## Task goal
Output all entries verbatim. Skip pictures.

## Input data

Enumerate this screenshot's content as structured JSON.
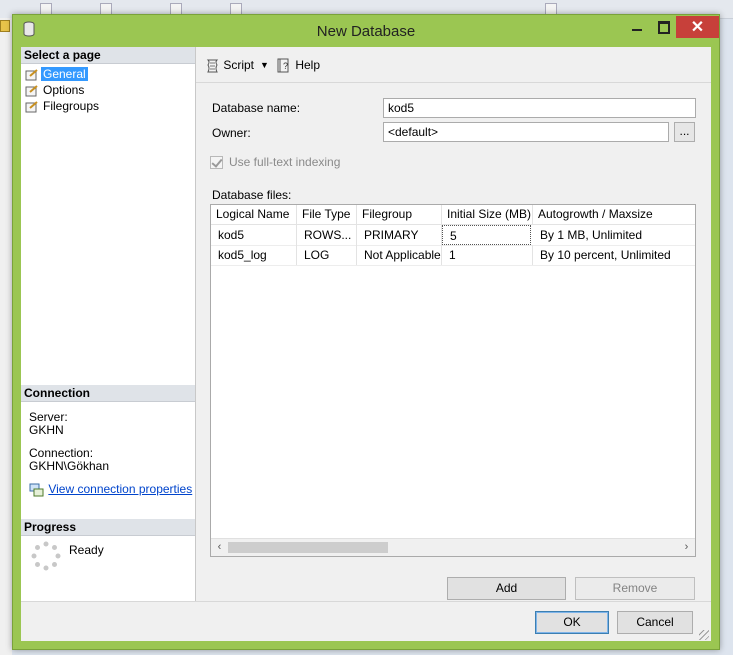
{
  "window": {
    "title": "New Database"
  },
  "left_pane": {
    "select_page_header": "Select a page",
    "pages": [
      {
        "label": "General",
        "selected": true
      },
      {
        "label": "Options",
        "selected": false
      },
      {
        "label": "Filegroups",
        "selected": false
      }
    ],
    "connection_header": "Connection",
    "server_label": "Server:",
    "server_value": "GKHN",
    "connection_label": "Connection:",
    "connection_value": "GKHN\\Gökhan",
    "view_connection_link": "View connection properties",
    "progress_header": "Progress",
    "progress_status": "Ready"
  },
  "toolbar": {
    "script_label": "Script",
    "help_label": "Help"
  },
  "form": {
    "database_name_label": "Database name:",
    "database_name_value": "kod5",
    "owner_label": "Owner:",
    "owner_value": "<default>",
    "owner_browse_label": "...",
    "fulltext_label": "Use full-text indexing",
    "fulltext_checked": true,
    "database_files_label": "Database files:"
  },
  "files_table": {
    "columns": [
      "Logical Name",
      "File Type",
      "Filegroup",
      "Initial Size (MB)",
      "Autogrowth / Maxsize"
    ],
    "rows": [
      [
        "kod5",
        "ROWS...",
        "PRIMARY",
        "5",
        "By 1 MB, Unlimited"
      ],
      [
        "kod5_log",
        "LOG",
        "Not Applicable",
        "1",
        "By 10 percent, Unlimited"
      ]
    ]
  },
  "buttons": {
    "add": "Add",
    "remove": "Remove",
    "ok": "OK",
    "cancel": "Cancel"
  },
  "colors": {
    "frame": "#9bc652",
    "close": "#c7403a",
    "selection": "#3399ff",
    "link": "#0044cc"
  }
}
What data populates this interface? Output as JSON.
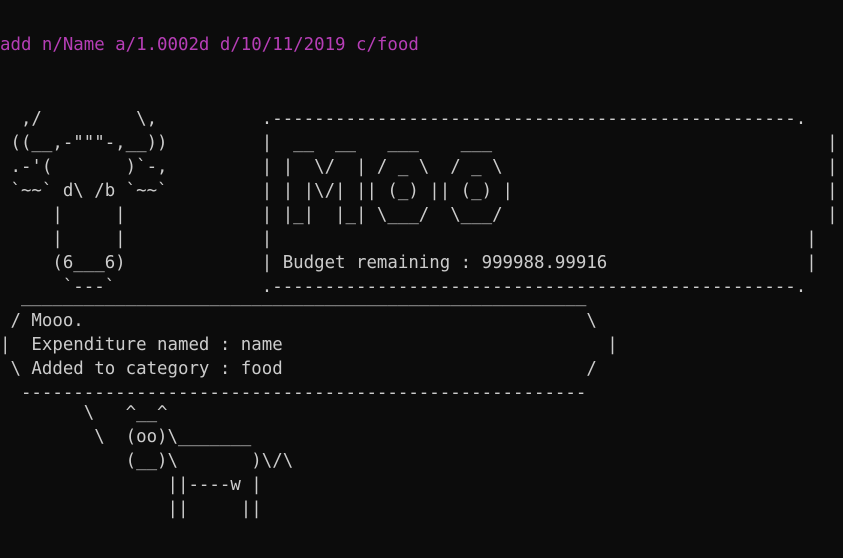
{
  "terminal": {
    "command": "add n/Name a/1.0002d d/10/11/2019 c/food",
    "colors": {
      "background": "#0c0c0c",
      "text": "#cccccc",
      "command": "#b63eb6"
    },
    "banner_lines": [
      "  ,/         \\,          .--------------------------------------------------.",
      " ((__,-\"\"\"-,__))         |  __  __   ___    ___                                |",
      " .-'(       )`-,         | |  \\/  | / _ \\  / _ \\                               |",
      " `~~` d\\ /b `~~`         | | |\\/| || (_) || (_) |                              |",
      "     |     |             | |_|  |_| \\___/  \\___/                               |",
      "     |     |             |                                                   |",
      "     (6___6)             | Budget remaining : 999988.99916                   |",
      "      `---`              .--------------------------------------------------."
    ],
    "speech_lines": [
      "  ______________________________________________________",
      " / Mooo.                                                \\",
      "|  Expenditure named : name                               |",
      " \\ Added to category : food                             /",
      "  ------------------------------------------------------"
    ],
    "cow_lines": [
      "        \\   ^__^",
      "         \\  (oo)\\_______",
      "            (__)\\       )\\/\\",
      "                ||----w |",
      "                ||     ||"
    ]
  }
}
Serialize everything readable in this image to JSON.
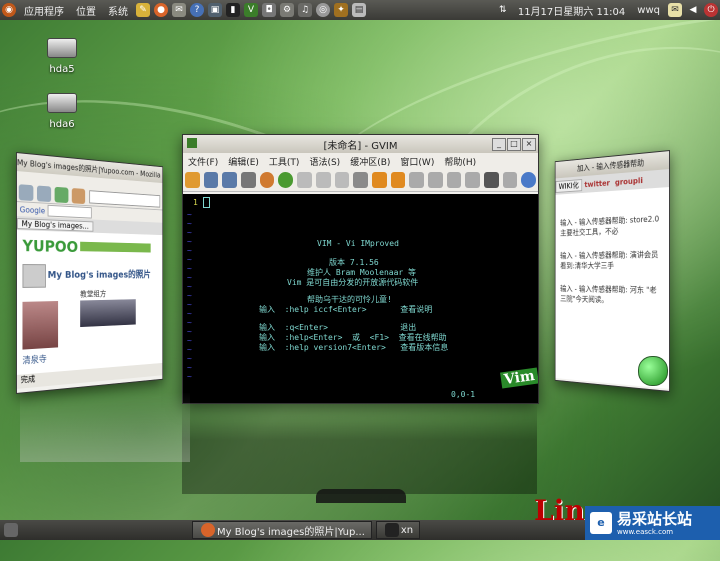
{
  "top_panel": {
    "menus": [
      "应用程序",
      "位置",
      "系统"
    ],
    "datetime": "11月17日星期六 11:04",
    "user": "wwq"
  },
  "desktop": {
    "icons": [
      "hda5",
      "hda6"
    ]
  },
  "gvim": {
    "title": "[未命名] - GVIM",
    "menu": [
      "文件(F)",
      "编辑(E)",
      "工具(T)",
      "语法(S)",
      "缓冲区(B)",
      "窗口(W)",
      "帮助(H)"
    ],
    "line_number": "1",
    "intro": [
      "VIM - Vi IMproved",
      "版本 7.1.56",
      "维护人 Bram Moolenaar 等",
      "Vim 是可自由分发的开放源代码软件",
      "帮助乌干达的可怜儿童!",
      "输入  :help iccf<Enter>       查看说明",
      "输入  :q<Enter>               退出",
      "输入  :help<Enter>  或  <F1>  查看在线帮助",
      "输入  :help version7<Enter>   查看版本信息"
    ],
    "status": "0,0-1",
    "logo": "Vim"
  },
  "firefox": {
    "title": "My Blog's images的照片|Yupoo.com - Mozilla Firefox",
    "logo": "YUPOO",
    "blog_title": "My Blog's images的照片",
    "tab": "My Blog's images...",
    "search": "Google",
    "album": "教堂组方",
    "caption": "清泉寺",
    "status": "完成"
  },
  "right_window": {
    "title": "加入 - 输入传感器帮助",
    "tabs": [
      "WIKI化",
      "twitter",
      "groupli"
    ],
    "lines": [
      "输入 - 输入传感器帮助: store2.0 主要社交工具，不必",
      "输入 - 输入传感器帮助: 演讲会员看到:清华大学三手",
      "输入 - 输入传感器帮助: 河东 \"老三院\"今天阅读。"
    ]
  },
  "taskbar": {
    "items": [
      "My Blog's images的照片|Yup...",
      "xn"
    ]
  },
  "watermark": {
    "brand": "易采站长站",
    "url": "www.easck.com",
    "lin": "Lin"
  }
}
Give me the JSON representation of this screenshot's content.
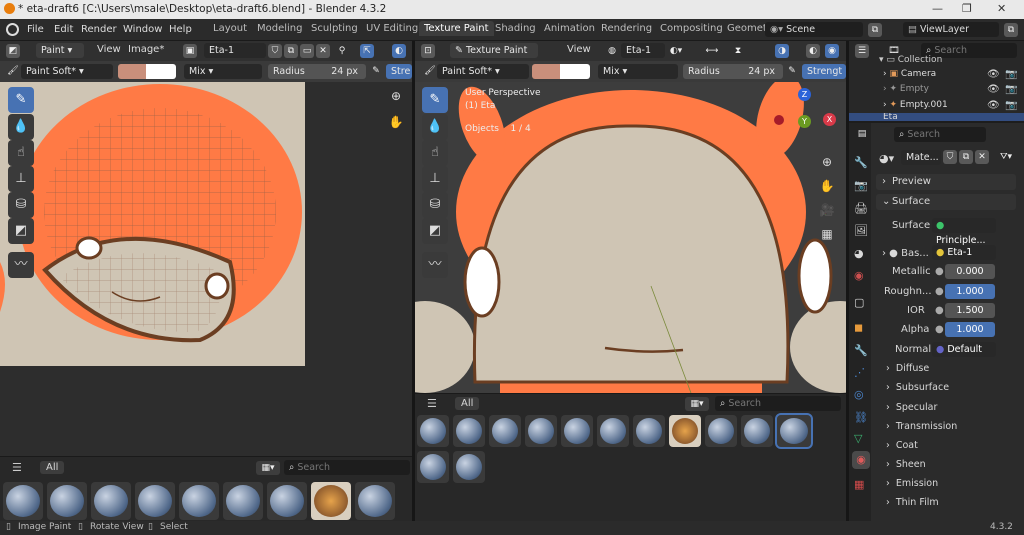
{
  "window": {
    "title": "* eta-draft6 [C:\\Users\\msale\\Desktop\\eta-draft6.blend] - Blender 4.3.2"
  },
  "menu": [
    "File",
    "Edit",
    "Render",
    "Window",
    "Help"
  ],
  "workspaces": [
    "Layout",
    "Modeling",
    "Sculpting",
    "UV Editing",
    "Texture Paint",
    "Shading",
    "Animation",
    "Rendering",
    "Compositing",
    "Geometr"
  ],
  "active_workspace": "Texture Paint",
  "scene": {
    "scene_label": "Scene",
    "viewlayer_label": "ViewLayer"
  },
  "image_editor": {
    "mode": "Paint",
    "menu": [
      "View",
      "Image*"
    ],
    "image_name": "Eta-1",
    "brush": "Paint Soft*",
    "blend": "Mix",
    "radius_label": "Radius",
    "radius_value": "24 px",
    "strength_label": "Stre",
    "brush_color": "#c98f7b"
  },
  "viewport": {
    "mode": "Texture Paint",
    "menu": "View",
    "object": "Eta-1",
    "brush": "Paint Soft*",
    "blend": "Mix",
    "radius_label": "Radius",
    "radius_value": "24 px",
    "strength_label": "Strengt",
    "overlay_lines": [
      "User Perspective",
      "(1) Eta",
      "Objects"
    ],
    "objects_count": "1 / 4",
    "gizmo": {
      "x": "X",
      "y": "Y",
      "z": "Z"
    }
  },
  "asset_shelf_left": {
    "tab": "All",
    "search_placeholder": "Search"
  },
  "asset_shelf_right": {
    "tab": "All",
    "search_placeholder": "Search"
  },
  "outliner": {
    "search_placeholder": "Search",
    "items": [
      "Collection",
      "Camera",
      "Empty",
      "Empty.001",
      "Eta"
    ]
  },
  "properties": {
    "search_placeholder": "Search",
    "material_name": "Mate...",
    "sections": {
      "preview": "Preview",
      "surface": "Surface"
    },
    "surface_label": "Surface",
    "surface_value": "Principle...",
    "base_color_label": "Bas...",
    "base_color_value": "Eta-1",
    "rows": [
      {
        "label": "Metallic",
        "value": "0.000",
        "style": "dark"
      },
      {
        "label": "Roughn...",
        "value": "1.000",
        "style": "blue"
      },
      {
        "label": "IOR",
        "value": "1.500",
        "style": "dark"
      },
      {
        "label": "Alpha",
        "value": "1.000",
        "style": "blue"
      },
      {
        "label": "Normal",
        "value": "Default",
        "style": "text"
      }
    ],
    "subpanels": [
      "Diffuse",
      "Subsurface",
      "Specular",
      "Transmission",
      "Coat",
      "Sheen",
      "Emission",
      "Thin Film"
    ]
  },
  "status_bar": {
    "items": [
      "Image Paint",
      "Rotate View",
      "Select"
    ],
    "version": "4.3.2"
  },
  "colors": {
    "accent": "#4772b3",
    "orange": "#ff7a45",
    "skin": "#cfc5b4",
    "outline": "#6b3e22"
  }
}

## The reply
Enumerate this screenshot's content as structured JSON.
{
  "window": {
    "title": "New Database"
  },
  "left_pane": {
    "select_page_header": "Select a page",
    "pages": [
      {
        "label": "General",
        "selected": true
      },
      {
        "label": "Options",
        "selected": false
      },
      {
        "label": "Filegroups",
        "selected": false
      }
    ],
    "connection_header": "Connection",
    "server_label": "Server:",
    "server_value": "GKHN",
    "connection_label": "Connection:",
    "connection_value": "GKHN\\Gökhan",
    "view_connection_link": "View connection properties",
    "progress_header": "Progress",
    "progress_status": "Ready"
  },
  "toolbar": {
    "script_label": "Script",
    "help_label": "Help"
  },
  "form": {
    "database_name_label": "Database name:",
    "database_name_value": "kod5",
    "owner_label": "Owner:",
    "owner_value": "<default>",
    "owner_browse_label": "...",
    "fulltext_label": "Use full-text indexing",
    "fulltext_checked": true,
    "database_files_label": "Database files:"
  },
  "files_table": {
    "columns": [
      "Logical Name",
      "File Type",
      "Filegroup",
      "Initial Size (MB)",
      "Autogrowth / Maxsize"
    ],
    "rows": [
      [
        "kod5",
        "ROWS...",
        "PRIMARY",
        "5",
        "By 1 MB, Unlimited"
      ],
      [
        "kod5_log",
        "LOG",
        "Not Applicable",
        "1",
        "By 10 percent, Unlimited"
      ]
    ]
  },
  "buttons": {
    "add": "Add",
    "remove": "Remove",
    "ok": "OK",
    "cancel": "Cancel"
  },
  "colors": {
    "frame": "#9bc652",
    "close": "#c7403a",
    "selection": "#3399ff",
    "link": "#0044cc"
  }
}
What data populates this interface? Output as JSON.
{
  "terminal": {
    "command": "add n/Name a/1.0002d d/10/11/2019 c/food",
    "colors": {
      "background": "#0c0c0c",
      "text": "#cccccc",
      "command": "#b63eb6"
    },
    "banner_lines": [
      "  ,/         \\,          .--------------------------------------------------.",
      " ((__,-\"\"\"-,__))         |  __  __   ___    ___                                |",
      " .-'(       )`-,         | |  \\/  | / _ \\  / _ \\                               |",
      " `~~` d\\ /b `~~`         | | |\\/| || (_) || (_) |                              |",
      "     |     |             | |_|  |_| \\___/  \\___/                               |",
      "     |     |             |                                                   |",
      "     (6___6)             | Budget remaining : 999988.99916                   |",
      "      `---`              .--------------------------------------------------."
    ],
    "speech_lines": [
      "  ______________________________________________________",
      " / Mooo.                                                \\",
      "|  Expenditure named : name                               |",
      " \\ Added to category : food                             /",
      "  ------------------------------------------------------"
    ],
    "cow_lines": [
      "        \\   ^__^",
      "         \\  (oo)\\_______",
      "            (__)\\       )\\/\\",
      "                ||----w |",
      "                ||     ||"
    ]
  }
}
Serialize everything readable in this image to JSON.
{
  "top_panel": {
    "menus": [
      "应用程序",
      "位置",
      "系统"
    ],
    "datetime": "11月17日星期六 11:04",
    "user": "wwq"
  },
  "desktop": {
    "icons": [
      "hda5",
      "hda6"
    ]
  },
  "gvim": {
    "title": "[未命名] - GVIM",
    "menu": [
      "文件(F)",
      "编辑(E)",
      "工具(T)",
      "语法(S)",
      "缓冲区(B)",
      "窗口(W)",
      "帮助(H)"
    ],
    "line_number": "1",
    "intro": [
      "VIM - Vi IMproved",
      "版本 7.1.56",
      "维护人 Bram Moolenaar 等",
      "Vim 是可自由分发的开放源代码软件",
      "帮助乌干达的可怜儿童!",
      "输入  :help iccf<Enter>       查看说明",
      "输入  :q<Enter>               退出",
      "输入  :help<Enter>  或  <F1>  查看在线帮助",
      "输入  :help version7<Enter>   查看版本信息"
    ],
    "status": "0,0-1",
    "logo": "Vim"
  },
  "firefox": {
    "title": "My Blog's images的照片|Yupoo.com - Mozilla Firefox",
    "logo": "YUPOO",
    "blog_title": "My Blog's images的照片",
    "tab": "My Blog's images...",
    "search": "Google",
    "album": "教堂组方",
    "caption": "清泉寺",
    "status": "完成"
  },
  "right_window": {
    "title": "加入 - 输入传感器帮助",
    "tabs": [
      "WIKI化",
      "twitter",
      "groupli"
    ],
    "lines": [
      "输入 - 输入传感器帮助: store2.0 主要社交工具，不必",
      "输入 - 输入传感器帮助: 演讲会员看到:清华大学三手",
      "输入 - 输入传感器帮助: 河东 \"老三院\"今天阅读。"
    ]
  },
  "taskbar": {
    "items": [
      "My Blog's images的照片|Yup...",
      "xn"
    ]
  },
  "watermark": {
    "brand": "易采站长站",
    "url": "www.easck.com",
    "lin": "Lin"
  }
}
Give me the JSON representation of this screenshot's content.
{
  "window": {
    "title": "* eta-draft6 [C:\\Users\\msale\\Desktop\\eta-draft6.blend] - Blender 4.3.2"
  },
  "menu": [
    "File",
    "Edit",
    "Render",
    "Window",
    "Help"
  ],
  "workspaces": [
    "Layout",
    "Modeling",
    "Sculpting",
    "UV Editing",
    "Texture Paint",
    "Shading",
    "Animation",
    "Rendering",
    "Compositing",
    "Geometr"
  ],
  "active_workspace": "Texture Paint",
  "scene": {
    "scene_label": "Scene",
    "viewlayer_label": "ViewLayer"
  },
  "image_editor": {
    "mode": "Paint",
    "menu": [
      "View",
      "Image*"
    ],
    "image_name": "Eta-1",
    "brush": "Paint Soft*",
    "blend": "Mix",
    "radius_label": "Radius",
    "radius_value": "24 px",
    "strength_label": "Stre",
    "brush_color": "#c98f7b"
  },
  "viewport": {
    "mode": "Texture Paint",
    "menu": "View",
    "object": "Eta-1",
    "brush": "Paint Soft*",
    "blend": "Mix",
    "radius_label": "Radius",
    "radius_value": "24 px",
    "strength_label": "Strengt",
    "overlay_lines": [
      "User Perspective",
      "(1) Eta",
      "Objects"
    ],
    "objects_count": "1 / 4",
    "gizmo": {
      "x": "X",
      "y": "Y",
      "z": "Z"
    }
  },
  "asset_shelf_left": {
    "tab": "All",
    "search_placeholder": "Search"
  },
  "asset_shelf_right": {
    "tab": "All",
    "search_placeholder": "Search"
  },
  "outliner": {
    "search_placeholder": "Search",
    "items": [
      "Collection",
      "Camera",
      "Empty",
      "Empty.001",
      "Eta"
    ]
  },
  "properties": {
    "search_placeholder": "Search",
    "material_name": "Mate...",
    "sections": {
      "preview": "Preview",
      "surface": "Surface"
    },
    "surface_label": "Surface",
    "surface_value": "Principle...",
    "base_color_label": "Bas...",
    "base_color_value": "Eta-1",
    "rows": [
      {
        "label": "Metallic",
        "value": "0.000",
        "style": "dark"
      },
      {
        "label": "Roughn...",
        "value": "1.000",
        "style": "blue"
      },
      {
        "label": "IOR",
        "value": "1.500",
        "style": "dark"
      },
      {
        "label": "Alpha",
        "value": "1.000",
        "style": "blue"
      },
      {
        "label": "Normal",
        "value": "Default",
        "style": "text"
      }
    ],
    "subpanels": [
      "Diffuse",
      "Subsurface",
      "Specular",
      "Transmission",
      "Coat",
      "Sheen",
      "Emission",
      "Thin Film"
    ]
  },
  "status_bar": {
    "items": [
      "Image Paint",
      "Rotate View",
      "Select"
    ],
    "version": "4.3.2"
  },
  "colors": {
    "accent": "#4772b3",
    "orange": "#ff7a45",
    "skin": "#cfc5b4",
    "outline": "#6b3e22"
  }
}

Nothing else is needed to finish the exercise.